■ **Exercise aim**
Your task is to copy each line that has the word "text".

Stored dataset items:

[start]

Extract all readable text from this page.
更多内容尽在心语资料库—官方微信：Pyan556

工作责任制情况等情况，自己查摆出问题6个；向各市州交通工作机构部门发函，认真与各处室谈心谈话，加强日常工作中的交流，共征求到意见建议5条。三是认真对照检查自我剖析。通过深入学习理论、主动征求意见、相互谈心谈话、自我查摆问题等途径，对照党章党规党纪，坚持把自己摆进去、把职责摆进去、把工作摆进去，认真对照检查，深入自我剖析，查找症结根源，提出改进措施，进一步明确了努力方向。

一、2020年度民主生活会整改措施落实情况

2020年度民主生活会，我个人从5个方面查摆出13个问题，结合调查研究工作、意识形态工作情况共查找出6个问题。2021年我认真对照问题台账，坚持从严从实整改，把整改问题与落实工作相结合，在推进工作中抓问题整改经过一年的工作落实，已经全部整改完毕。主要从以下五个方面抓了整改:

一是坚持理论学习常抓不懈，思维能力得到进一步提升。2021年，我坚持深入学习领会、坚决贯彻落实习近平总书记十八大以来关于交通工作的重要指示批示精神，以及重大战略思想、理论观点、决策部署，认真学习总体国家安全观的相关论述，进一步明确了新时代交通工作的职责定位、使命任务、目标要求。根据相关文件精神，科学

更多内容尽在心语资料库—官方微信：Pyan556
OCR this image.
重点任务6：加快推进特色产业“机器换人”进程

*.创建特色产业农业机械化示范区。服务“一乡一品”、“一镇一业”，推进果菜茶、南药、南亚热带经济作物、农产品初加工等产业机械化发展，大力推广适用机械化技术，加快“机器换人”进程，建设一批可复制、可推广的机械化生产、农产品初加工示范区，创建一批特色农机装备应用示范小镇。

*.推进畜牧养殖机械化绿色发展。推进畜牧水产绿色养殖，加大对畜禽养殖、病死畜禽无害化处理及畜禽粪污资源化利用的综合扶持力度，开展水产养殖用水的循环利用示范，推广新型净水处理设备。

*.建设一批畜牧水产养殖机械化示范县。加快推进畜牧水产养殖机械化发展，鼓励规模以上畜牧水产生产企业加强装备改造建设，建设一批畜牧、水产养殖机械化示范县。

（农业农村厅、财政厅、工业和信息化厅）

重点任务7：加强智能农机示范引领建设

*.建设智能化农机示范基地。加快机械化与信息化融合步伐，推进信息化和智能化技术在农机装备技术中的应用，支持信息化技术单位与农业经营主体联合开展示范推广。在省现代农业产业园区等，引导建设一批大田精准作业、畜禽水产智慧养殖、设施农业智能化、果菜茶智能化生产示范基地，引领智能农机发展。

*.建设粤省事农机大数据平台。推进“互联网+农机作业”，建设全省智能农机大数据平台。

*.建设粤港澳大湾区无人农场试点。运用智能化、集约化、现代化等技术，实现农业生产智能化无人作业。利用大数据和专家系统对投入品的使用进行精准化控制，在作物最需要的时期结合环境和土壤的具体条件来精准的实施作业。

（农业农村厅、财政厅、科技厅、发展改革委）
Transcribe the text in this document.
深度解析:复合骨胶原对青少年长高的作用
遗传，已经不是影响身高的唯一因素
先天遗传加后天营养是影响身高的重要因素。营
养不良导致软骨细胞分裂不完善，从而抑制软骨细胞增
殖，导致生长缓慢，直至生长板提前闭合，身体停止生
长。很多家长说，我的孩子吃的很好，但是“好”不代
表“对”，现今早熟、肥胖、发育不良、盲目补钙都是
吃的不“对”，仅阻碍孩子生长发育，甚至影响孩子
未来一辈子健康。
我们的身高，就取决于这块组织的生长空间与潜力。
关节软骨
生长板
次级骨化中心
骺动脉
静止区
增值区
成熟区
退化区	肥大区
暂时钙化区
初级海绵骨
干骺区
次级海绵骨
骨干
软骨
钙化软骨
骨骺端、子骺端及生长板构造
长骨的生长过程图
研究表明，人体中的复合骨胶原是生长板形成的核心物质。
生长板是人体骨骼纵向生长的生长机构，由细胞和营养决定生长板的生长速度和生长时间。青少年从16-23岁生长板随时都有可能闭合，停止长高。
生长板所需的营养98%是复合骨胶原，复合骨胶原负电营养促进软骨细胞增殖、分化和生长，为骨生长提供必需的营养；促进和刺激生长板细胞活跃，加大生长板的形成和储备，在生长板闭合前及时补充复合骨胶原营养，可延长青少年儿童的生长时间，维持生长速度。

[end]

■ **Answer**
Extract all readable text from this page.
Transcribe the text in this document.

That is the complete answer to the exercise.